Election in the Spanish region of the Balearic Islands

A regional election was held in the Balearic Islands on 10 June 1987 to elect the 2nd Parliament of the autonomous community. All 59 seats in the Parliament were up for election. It was held concurrently with regional elections in twelve other autonomous communities and local elections all across Spain, as well as the 1987 European Parliament election.

The governing party People's Alliance (AP), in alliance with Liberal Party (PL), increased support compared to the previous election. The Spanish Socialist Workers' Party (PSOE) received fewer votes than in 1983, but obtained the same seats due to the increase of total parliamentary seats. The third force in the 1983 election, Majorcan Union (UM), lost support in part due to the important increase of Democratic and Social Centre (CDS). Because of this, UM could not repeat their previous support to AP–PL, and instead both parties formed an alliance in the Government, thanks to the abstention of CDS in the investiture vote. This meant that Gabriel Cañellas was invested as President of the Balearic Islands for a second term. Finally, the Nationalist Left (EN), that obtained the same 4 seats presenting candidates in Mallorca and Menorca, lost overall popular support but gained votes in Menorca thanks to the alliance with United Left (EU) in this district.

==Overview==
Under the 1983 Statute of Autonomy, the Parliament of the Balearic Islands was the unicameral legislature of the homonymous autonomous community, having legislative power in devolved matters, as well as the ability to grant or withdraw confidence from a regional president. The electoral and procedural rules were supplemented by national law provisions.

===Date===
The term of the Parliament of the Balearic Islands expired four years after the date of its previous ordinary election. The election decree was required to be issued no later than 25 days before the scheduled expiration date of parliament and published on the following day in the Official Gazette of the Balearic Islands (BOIB), with election day taking place between 54 and 60 days after the decree's publication. The previous election was held on 8 May 1983, which meant that the chamber's term would have expired on 8 May 1987. The election decree was required to be published in the BOIB no later than 14 April 1987, setting the latest possible date for election day on 13 June 1987.

The Parliament of the Balearic Islands could not be dissolved before the expiration date of parliament, except in the event of an investiture process failing to elect a regional president within a 60-day period from the Parliament's reconvening. In such a case, the chamber was to be automatically dissolved and a snap election called, with elected lawmakers serving the remainder of its original four-year term.

The election to the Parliament of the Balearic Islands was officially called on 14 April 1987 with the publication of the corresponding decree in the BOIB, setting election day for 10 June and scheduling for the chamber to reconvene on 3 July.

▸ Records provided
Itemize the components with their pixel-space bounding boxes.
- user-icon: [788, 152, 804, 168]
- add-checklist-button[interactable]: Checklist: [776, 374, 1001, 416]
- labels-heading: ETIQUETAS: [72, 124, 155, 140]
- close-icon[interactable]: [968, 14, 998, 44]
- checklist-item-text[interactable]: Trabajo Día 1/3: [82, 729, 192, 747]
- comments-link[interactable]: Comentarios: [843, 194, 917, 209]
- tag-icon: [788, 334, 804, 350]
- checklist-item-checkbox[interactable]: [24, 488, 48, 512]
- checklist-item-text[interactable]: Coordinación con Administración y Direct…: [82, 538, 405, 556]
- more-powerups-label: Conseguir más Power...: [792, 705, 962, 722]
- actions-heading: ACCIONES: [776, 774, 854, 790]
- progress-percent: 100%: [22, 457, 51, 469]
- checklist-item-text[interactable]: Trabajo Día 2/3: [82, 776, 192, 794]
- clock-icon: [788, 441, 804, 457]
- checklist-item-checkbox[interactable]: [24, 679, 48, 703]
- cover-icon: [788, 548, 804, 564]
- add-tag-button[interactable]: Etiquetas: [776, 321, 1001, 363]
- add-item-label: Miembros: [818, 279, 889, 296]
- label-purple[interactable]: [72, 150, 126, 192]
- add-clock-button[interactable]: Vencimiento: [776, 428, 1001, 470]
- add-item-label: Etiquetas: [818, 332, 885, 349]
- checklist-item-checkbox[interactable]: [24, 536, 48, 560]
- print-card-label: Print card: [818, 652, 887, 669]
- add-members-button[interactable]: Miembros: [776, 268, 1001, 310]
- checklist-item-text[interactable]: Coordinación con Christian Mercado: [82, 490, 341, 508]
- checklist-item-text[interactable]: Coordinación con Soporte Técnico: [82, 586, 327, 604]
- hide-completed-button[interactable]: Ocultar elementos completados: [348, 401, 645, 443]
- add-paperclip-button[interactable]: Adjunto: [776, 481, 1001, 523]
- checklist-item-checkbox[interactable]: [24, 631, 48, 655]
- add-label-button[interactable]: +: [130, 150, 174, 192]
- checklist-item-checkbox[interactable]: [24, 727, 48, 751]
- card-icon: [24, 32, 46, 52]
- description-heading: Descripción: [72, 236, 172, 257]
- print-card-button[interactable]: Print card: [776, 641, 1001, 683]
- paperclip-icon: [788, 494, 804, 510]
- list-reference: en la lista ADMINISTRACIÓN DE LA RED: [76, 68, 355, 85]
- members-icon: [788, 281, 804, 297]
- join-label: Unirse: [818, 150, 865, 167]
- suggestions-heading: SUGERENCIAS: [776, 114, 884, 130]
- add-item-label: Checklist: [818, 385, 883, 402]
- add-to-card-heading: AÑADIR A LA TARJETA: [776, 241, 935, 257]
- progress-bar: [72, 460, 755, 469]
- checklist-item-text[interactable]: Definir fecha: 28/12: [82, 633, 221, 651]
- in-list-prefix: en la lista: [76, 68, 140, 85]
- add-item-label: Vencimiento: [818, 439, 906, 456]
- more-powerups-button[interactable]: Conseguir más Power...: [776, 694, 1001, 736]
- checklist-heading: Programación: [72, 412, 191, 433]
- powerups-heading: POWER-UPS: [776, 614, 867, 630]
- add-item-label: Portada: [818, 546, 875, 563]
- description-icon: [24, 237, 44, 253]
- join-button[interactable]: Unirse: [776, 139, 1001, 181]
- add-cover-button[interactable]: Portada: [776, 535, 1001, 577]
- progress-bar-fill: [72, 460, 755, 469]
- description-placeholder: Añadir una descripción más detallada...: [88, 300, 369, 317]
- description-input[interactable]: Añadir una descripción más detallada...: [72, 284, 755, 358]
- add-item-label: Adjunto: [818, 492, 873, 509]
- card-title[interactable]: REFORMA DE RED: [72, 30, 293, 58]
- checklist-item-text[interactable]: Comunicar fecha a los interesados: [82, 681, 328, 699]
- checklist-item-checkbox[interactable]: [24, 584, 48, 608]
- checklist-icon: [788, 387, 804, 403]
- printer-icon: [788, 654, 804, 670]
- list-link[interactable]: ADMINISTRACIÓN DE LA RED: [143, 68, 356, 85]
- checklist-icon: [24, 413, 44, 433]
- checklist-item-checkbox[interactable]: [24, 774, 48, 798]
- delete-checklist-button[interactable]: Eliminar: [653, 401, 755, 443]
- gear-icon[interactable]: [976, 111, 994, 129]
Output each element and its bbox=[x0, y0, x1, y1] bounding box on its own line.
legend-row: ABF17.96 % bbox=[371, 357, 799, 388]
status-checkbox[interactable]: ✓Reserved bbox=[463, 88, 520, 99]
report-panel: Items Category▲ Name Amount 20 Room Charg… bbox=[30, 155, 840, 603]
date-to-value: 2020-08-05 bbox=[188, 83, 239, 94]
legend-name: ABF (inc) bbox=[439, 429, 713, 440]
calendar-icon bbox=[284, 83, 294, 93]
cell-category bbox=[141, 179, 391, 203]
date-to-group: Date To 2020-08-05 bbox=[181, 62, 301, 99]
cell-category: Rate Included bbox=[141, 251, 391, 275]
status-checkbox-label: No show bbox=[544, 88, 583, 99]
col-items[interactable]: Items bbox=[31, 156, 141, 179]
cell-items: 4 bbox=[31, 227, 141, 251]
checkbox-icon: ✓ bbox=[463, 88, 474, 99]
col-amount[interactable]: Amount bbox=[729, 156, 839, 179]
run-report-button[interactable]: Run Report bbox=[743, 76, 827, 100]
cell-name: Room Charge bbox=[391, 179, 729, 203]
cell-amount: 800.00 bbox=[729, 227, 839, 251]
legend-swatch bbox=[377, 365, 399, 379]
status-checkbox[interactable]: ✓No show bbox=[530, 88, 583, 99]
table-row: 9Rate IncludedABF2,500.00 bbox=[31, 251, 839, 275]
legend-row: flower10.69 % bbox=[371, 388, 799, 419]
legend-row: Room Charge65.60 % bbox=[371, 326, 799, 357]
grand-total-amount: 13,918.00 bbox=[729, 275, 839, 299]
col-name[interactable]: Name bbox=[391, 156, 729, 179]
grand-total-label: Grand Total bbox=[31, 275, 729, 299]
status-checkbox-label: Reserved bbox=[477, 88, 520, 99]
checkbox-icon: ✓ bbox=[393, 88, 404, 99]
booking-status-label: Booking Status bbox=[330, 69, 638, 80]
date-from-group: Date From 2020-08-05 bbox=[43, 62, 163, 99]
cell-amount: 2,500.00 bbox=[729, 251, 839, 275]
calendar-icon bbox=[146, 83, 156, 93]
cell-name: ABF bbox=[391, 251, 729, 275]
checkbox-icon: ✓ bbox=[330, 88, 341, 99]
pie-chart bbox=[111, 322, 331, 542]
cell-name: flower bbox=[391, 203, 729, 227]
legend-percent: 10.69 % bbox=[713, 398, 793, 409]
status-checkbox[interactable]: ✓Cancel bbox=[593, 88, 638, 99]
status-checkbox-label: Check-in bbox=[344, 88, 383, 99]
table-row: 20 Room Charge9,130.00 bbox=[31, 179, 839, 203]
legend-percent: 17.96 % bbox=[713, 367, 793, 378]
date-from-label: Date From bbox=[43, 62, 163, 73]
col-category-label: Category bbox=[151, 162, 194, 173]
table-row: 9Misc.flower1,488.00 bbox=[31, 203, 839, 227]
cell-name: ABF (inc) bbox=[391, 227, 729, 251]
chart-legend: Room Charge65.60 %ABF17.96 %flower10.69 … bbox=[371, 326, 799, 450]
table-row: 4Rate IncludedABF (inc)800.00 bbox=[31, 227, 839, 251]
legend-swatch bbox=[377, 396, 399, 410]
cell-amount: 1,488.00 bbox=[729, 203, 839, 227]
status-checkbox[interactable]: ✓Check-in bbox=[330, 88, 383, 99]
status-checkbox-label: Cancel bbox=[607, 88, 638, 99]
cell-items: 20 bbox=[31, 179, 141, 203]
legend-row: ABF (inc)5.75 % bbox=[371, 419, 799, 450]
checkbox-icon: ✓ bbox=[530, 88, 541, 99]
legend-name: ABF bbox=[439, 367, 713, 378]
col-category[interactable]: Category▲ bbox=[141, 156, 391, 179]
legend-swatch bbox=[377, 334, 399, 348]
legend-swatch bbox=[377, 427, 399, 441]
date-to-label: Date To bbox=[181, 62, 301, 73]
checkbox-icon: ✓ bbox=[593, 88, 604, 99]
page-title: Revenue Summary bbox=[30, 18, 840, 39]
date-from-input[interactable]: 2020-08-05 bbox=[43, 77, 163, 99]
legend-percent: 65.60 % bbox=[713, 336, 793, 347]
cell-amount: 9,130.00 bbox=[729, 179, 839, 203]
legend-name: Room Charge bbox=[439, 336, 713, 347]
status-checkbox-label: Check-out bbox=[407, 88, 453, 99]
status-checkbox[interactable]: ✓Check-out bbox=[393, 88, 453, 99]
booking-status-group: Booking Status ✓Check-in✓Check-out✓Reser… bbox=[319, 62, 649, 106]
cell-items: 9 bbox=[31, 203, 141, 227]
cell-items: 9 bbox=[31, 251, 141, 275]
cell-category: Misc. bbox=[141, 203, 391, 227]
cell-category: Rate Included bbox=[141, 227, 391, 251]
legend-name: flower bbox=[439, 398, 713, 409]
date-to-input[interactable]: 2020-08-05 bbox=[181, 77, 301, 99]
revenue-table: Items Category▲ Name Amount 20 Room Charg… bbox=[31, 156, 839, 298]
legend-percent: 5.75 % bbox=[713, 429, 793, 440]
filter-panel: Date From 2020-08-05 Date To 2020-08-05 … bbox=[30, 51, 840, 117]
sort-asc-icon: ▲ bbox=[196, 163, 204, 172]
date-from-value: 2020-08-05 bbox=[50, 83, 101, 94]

▸ Work to complete
Continue the text on the 1987 Balearic Islands regional election from its last sentence. The data above is separate material, unrelated to the text on the 1987 Balearic Islands regional election.

▸ Output of the exercise
===Electoral system===
Voting for the Parliament was based on universal suffrage, comprising all Spanish nationals over 18 years of age, registered in the Balearic Islands and with full political rights, provided that they had not been deprived of the right to vote by a final sentence, nor were legally incapacitated.

The Parliament of the Balearic Islands had 59 seats. All were elected in four multi-member constituencies—corresponding to the islands of Mallorca, Menorca, Ibiza and Formentera, each of which was assigned a fixed number of seats—using the D'Hondt method and closed-list proportional voting, with a five percent-threshold of valid votes (including blank ballots) in each constituency. The use of this electoral method resulted in a higher effective threshold depending on district magnitude and vote distribution.

As a result of the aforementioned allocation, each Parliament constituency was entitled the following seats:

| Seats | Constituencies |
|---|---|
| 33 | Mallorca |
| 13 | Menorca |
| 12 | Ibiza |
| 1 | Formentera |

The law did not provide for by-elections to fill vacant seats; instead, any vacancies arising after the proclamation of candidates and during the legislative term were filled by the next candidates on the party lists or, when required, by designated substitutes.

===Outgoing parliament===
The table below shows the composition of the parliamentary groups in the chamber at the time of the election call.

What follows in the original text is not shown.